=== Exercise brief ===
Nothing may be dropped or altered: reproduce all the data.

[Excerpts from a figure dataset]
********

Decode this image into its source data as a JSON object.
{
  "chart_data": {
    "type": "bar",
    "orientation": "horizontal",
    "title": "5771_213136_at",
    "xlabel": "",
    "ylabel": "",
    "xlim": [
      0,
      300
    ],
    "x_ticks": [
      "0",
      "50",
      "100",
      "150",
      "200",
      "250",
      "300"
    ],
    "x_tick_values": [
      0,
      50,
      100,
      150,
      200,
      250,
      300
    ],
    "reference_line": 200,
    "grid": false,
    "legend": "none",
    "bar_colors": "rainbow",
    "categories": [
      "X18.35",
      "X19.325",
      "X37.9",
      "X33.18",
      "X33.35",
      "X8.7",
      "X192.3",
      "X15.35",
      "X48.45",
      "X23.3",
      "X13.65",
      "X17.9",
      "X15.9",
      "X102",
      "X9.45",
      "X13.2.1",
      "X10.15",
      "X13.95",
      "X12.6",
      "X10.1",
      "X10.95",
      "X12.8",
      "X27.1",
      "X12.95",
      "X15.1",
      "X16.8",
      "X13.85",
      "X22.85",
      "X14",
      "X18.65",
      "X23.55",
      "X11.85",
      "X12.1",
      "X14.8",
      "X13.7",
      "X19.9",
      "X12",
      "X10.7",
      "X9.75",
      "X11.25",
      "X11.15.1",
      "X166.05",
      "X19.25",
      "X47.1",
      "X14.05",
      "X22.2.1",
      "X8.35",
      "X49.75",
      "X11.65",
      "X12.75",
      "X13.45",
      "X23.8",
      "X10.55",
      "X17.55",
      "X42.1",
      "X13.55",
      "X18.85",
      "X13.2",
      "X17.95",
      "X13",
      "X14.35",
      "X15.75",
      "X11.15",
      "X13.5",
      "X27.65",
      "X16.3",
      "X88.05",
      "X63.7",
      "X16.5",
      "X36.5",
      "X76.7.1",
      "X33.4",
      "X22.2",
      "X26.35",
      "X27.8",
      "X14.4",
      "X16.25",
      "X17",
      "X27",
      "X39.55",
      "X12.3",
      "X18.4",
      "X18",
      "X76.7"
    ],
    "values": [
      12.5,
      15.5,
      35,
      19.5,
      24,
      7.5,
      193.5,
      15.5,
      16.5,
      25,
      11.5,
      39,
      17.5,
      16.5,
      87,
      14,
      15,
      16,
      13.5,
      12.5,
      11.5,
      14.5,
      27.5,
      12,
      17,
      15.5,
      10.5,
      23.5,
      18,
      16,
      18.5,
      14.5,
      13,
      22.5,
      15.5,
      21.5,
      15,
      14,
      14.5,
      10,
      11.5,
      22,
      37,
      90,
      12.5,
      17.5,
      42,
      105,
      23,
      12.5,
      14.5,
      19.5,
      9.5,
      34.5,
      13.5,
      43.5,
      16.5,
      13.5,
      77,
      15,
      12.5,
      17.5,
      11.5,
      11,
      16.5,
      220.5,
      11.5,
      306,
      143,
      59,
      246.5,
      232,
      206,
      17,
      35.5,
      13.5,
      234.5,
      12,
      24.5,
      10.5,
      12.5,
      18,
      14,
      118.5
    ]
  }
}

********

=== Answer to the problem ===
Decode this image into its source data as a JSON object.
{
  "chart_data": {
    "type": "bar",
    "orientation": "horizontal",
    "title": "5771_213136_at",
    "xlabel": "",
    "ylabel": "",
    "xlim": [
      0,
      300
    ],
    "x_ticks": [
      "0",
      "50",
      "100",
      "150",
      "200",
      "250",
      "300"
    ],
    "x_tick_values": [
      0,
      50,
      100,
      150,
      200,
      250,
      300
    ],
    "reference_line": 200,
    "grid": false,
    "legend": "none",
    "bar_colors": "rainbow",
    "categories": [
      "X18.35",
      "X19.325",
      "X37.9",
      "X33.18",
      "X33.35",
      "X8.7",
      "X192.3",
      "X15.35",
      "X48.45",
      "X23.3",
      "X13.65",
      "X17.9",
      "X15.9",
      "X102",
      "X9.45",
      "X13.2.1",
      "X10.15",
      "X13.95",
      "X12.6",
      "X10.1",
      "X10.95",
      "X12.8",
      "X27.1",
      "X12.95",
      "X15.1",
      "X16.8",
      "X13.85",
      "X22.85",
      "X14",
      "X18.65",
      "X23.55",
      "X11.85",
      "X12.1",
      "X14.8",
      "X13.7",
      "X19.9",
      "X12",
      "X10.7",
      "X9.75",
      "X11.25",
      "X11.15.1",
      "X166.05",
      "X19.25",
      "X47.1",
      "X14.05",
      "X22.2.1",
      "X8.35",
      "X49.75",
      "X11.65",
      "X12.75",
      "X13.45",
      "X23.8",
      "X10.55",
      "X17.55",
      "X42.1",
      "X13.55",
      "X18.85",
      "X13.2",
      "X17.95",
      "X13",
      "X14.35",
      "X15.75",
      "X11.15",
      "X13.5",
      "X27.65",
      "X16.3",
      "X88.05",
      "X63.7",
      "X16.5",
      "X36.5",
      "X76.7.1",
      "X33.4",
      "X22.2",
      "X26.35",
      "X27.8",
      "X14.4",
      "X16.25",
      "X17",
      "X27",
      "X39.55",
      "X12.3",
      "X18.4",
      "X18",
      "X76.7"
    ],
    "values": [
      12.5,
      15.5,
      35,
      19.5,
      24,
      7.5,
      193.5,
      15.5,
      16.5,
      25,
      11.5,
      39,
      17.5,
      16.5,
      87,
      14,
      15,
      16,
      13.5,
      12.5,
      11.5,
      14.5,
      27.5,
      12,
      17,
      15.5,
      10.5,
      23.5,
      18,
      16,
      18.5,
      14.5,
      13,
      22.5,
      15.5,
      21.5,
      15,
      14,
      14.5,
      10,
      11.5,
      22,
      37,
      90,
      12.5,
      17.5,
      42,
      105,
      23,
      12.5,
      14.5,
      19.5,
      9.5,
      34.5,
      13.5,
      43.5,
      16.5,
      13.5,
      77,
      15,
      12.5,
      17.5,
      11.5,
      11,
      16.5,
      220.5,
      11.5,
      306,
      143,
      59,
      246.5,
      232,
      206,
      17,
      35.5,
      13.5,
      234.5,
      12,
      24.5,
      10.5,
      12.5,
      18,
      14,
      118.5
    ]
  }
}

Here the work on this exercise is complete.